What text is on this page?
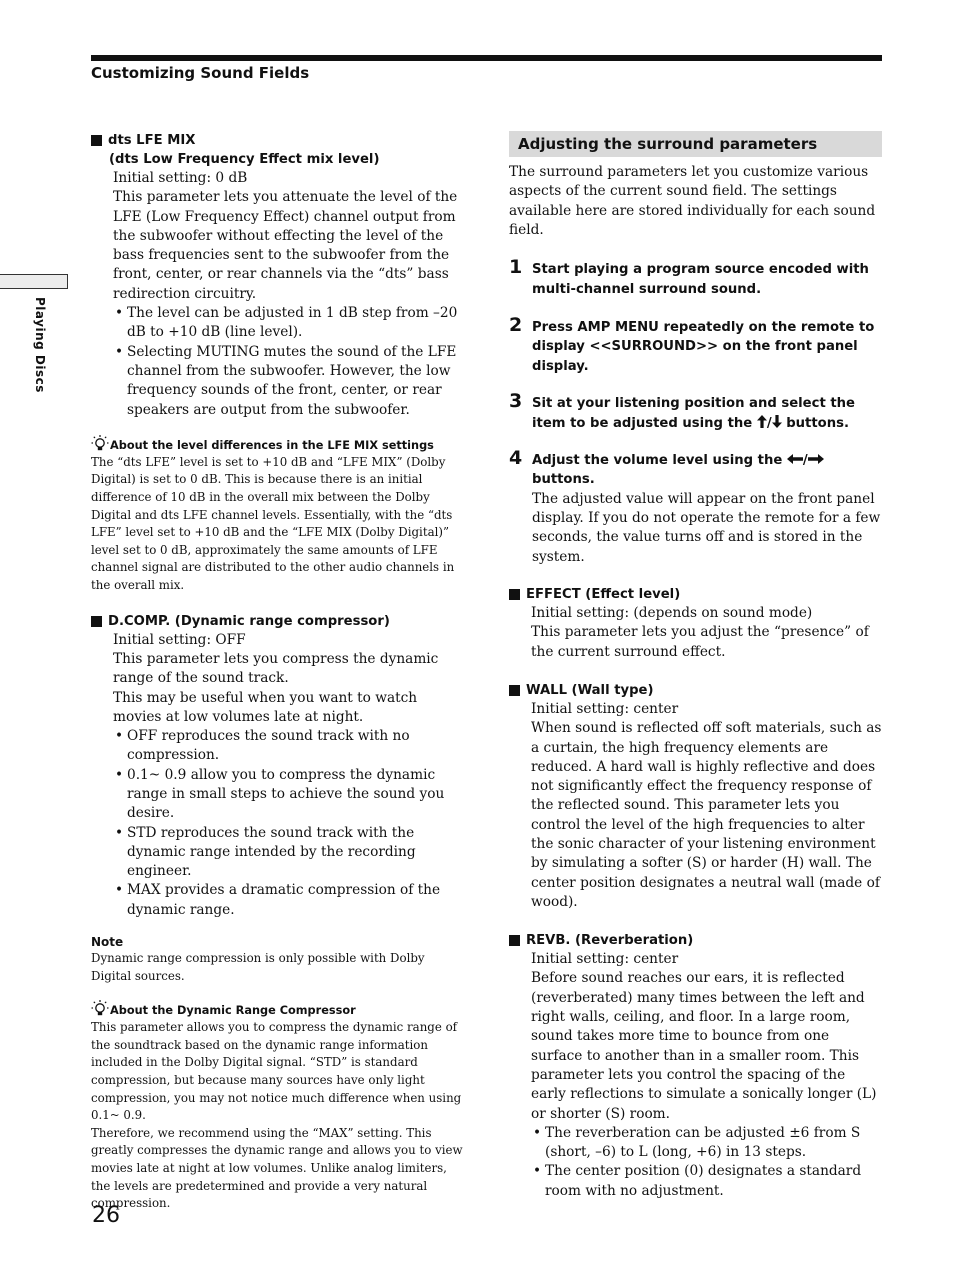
Customizing Sound Fields
Playing Discs
dts LFE MIX
(dts Low Frequency Effect mix level)

Initial setting: 0 dB

This parameter lets you attenuate the level of the LFE (Low Frequency Effect) channel output from the subwoofer without effecting the level of the bass frequencies sent to the subwoofer from the front, center, or rear channels via the “dts” bass redirection circuitry.

• The level can be adjusted in 1 dB step from –20 dB to +10 dB (line level).
• Selecting MUTING mutes the sound of the LFE channel from the subwoofer. However, the low frequency sounds of the front, center, or rear speakers are output from the subwoofer.
About the level differences in the LFE MIX settings

The “dts LFE” level is set to +10 dB and “LFE MIX” (Dolby Digital) is set to 0 dB. This is because there is an initial difference of 10 dB in the overall mix between the Dolby Digital and dts LFE channel levels. Essentially, with the “dts LFE” level set to +10 dB and the “LFE MIX (Dolby Digital)” level set to 0 dB, approximately the same amounts of LFE channel signal are distributed to the other audio channels in the overall mix.

D.COMP. (Dynamic range compressor)

Initial setting: OFF

This parameter lets you compress the dynamic range of the sound track.

This may be useful when you want to watch movies at low volumes late at night.

• OFF reproduces the sound track with no compression.
• 0.1~ 0.9 allow you to compress the dynamic range in small steps to achieve the sound you desire.
• STD reproduces the sound track with the dynamic range intended by the recording engineer.
• MAX provides a dramatic compression of the dynamic range.
Note

Dynamic range compression is only possible with Dolby Digital sources.

About the Dynamic Range Compressor

This parameter allows you to compress the dynamic range of the soundtrack based on the dynamic range information included in the Dolby Digital signal. “STD” is standard compression, but because many sources have only light compression, you may not notice much difference when using 0.1~ 0.9.

Therefore, we recommend using the “MAX” setting. This greatly compresses the dynamic range and allows you to view movies late at night at low volumes. Unlike analog limiters, the levels are predetermined and provide a very natural compression.

Adjusting the surround parameters

The surround parameters let you customize various aspects of the current sound field. The settings available here are stored individually for each sound field.

1 Start playing a program source encoded with multi-channel surround sound.
2 Press AMP MENU repeatedly on the remote to display <<SURROUND>> on the front panel display.
3 Sit at your listening position and select the item to be adjusted using the / buttons.
4 Adjust the volume level using the / buttons.

The adjusted value will appear on the front panel display. If you do not operate the remote for a few seconds, the value turns off and is stored in the system.

EFFECT (Effect level)

Initial setting: (depends on sound mode)

This parameter lets you adjust the “presence” of the current surround effect.

WALL (Wall type)

Initial setting: center

When sound is reflected off soft materials, such as a curtain, the high frequency elements are reduced. A hard wall is highly reflective and does not significantly effect the frequency response of the reflected sound. This parameter lets you control the level of the high frequencies to alter the sonic character of your listening environment by simulating a softer (S) or harder (H) wall. The center position designates a neutral wall (made of wood).

REVB. (Reverberation)

Initial setting: center

Before sound reaches our ears, it is reflected (reverberated) many times between the left and right walls, ceiling, and floor. In a large room, sound takes more time to bounce from one surface to another than in a smaller room. This parameter lets you control the spacing of the early reflections to simulate a sonically longer (L) or shorter (S) room.

• The reverberation can be adjusted ±6 from S (short, –6) to L (long, +6) in 13 steps.
• The center position (0) designates a standard room with no adjustment.
26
════════════════════
CHALLENGE – Find the lines containing "channel" and pull them out.

ANSWER IN FULL –
This parameter lets you attenuate the level of the LFE (Low Frequency Effect) channel output from the subwoofer without effecting the level of the bass frequencies sent to the subwoofer from the front, center, or rear channels via the “dts” bass redirection circuitry.
• Selecting MUTING mutes the sound of the LFE channel from the subwoofer. However, the low frequency sounds of the front, center, or rear speakers are output from the subwoofer.
The “dts LFE” level is set to +10 dB and “LFE MIX” (Dolby Digital) is set to 0 dB. This is because there is an initial difference of 10 dB in the overall mix between the Dolby Digital and dts LFE channel levels. Essentially, with the “dts LFE” level set to +10 dB and the “LFE MIX (Dolby Digital)” level set to 0 dB, approximately the same amounts of LFE channel signal are distributed to the other audio channels in the overall mix.
1 Start playing a program source encoded with multi-channel surround sound.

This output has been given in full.